INSTRUCTION » Go through the listing and copy every line word for word.

________

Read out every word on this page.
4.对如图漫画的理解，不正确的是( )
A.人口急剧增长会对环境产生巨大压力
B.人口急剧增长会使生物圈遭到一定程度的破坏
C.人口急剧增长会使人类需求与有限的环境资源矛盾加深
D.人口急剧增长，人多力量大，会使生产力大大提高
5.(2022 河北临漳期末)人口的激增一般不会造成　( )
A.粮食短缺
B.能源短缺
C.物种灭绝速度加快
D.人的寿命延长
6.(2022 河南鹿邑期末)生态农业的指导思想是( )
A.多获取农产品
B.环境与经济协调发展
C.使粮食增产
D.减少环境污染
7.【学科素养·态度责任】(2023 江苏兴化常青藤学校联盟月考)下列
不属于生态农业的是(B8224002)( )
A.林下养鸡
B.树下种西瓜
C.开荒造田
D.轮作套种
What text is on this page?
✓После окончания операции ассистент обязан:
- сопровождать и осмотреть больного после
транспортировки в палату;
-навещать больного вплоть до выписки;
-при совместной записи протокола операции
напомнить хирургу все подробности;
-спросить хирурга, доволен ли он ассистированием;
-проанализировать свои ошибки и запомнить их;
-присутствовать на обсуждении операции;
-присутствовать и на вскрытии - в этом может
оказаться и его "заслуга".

________

TASK RESULT »
Read out every word on this page.
4.对如图漫画的理解，不正确的是( )
A.人口急剧增长会对环境产生巨大压力
B.人口急剧增长会使生物圈遭到一定程度的破坏
C.人口急剧增长会使人类需求与有限的环境资源矛盾加深
D.人口急剧增长，人多力量大，会使生产力大大提高
5.(2022 河北临漳期末)人口的激增一般不会造成　( )
A.粮食短缺
B.能源短缺
C.物种灭绝速度加快
D.人的寿命延长
6.(2022 河南鹿邑期末)生态农业的指导思想是( )
A.多获取农产品
B.环境与经济协调发展
C.使粮食增产
D.减少环境污染
7.【学科素养·态度责任】(2023 江苏兴化常青藤学校联盟月考)下列
不属于生态农业的是(B8224002)( )
A.林下养鸡
B.树下种西瓜
C.开荒造田
D.轮作套种
What text is on this page?
✓После окончания операции ассистент обязан:
- сопровождать и осмотреть больного после
транспортировки в палату;
-навещать больного вплоть до выписки;
-при совместной записи протокола операции
напомнить хирургу все подробности;
-спросить хирурга, доволен ли он ассистированием;
-проанализировать свои ошибки и запомнить их;
-присутствовать на обсуждении операции;
-присутствовать и на вскрытии - в этом может
оказаться и его "заслуга".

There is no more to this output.